> Stated task
Read through the data and count the lines that contain the string "любой"; give only the result.

== Records to use

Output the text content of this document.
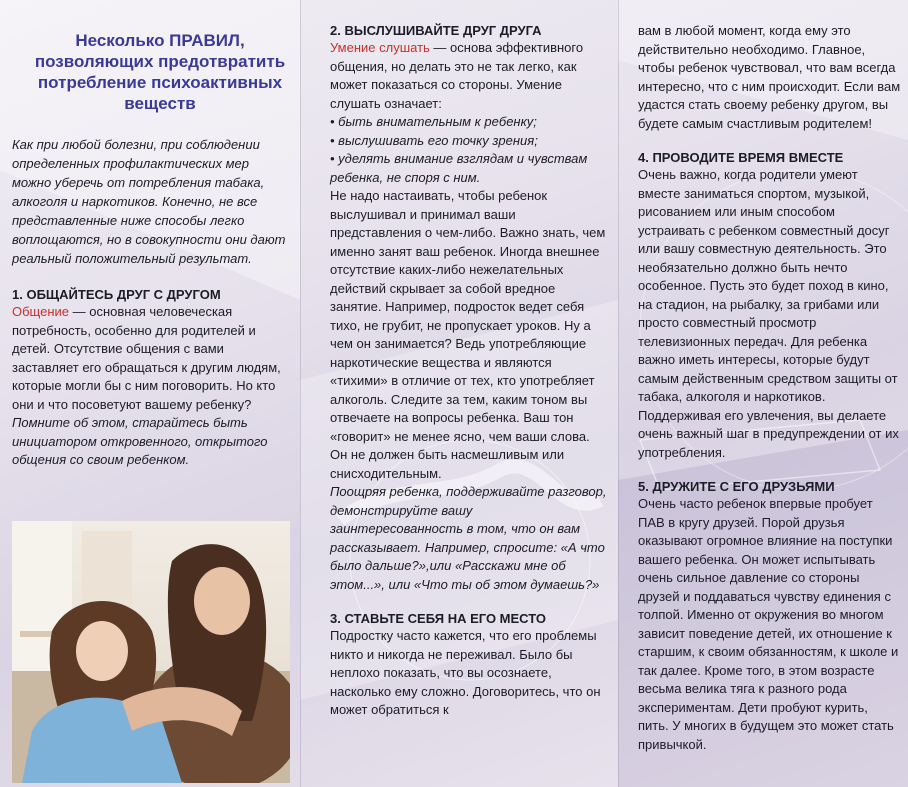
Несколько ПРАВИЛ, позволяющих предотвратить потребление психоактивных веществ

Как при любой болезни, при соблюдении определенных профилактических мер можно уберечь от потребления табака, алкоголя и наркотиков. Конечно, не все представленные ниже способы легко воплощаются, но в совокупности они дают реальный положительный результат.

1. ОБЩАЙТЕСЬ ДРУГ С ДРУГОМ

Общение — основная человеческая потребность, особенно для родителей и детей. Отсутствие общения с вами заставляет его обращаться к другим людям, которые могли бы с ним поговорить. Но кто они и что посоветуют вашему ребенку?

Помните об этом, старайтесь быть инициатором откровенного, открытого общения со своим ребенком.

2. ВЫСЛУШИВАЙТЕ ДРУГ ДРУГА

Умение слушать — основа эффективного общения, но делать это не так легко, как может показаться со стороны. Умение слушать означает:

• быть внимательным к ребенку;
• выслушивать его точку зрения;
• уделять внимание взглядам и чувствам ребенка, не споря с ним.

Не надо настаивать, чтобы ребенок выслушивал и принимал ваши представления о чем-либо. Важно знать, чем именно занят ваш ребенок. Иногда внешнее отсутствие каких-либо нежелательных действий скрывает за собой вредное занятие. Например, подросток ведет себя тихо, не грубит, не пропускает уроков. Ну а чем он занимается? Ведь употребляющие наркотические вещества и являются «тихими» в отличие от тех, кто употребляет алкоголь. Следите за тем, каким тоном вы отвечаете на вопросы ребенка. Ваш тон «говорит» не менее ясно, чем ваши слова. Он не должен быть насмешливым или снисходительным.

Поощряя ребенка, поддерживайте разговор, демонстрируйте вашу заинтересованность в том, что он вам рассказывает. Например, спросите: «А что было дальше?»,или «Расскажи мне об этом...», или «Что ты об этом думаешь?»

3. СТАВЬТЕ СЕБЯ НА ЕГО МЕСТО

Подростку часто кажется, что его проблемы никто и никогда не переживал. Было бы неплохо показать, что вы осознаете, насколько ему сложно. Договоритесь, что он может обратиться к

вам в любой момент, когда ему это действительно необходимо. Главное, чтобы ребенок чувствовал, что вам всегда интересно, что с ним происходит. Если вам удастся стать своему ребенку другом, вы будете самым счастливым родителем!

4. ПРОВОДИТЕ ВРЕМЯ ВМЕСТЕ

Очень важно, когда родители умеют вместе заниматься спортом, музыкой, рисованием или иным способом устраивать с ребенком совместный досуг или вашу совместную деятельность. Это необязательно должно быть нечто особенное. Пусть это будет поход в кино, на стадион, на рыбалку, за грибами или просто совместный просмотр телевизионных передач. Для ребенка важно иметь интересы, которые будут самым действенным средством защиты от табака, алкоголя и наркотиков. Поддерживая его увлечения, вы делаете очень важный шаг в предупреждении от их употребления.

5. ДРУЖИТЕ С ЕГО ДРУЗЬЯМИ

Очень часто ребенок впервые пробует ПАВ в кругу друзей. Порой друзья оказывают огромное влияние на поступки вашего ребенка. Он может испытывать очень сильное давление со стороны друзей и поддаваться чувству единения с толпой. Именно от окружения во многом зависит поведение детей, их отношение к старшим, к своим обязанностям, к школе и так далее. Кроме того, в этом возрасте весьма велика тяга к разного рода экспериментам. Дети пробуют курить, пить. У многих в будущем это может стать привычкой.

====

> Right answer
2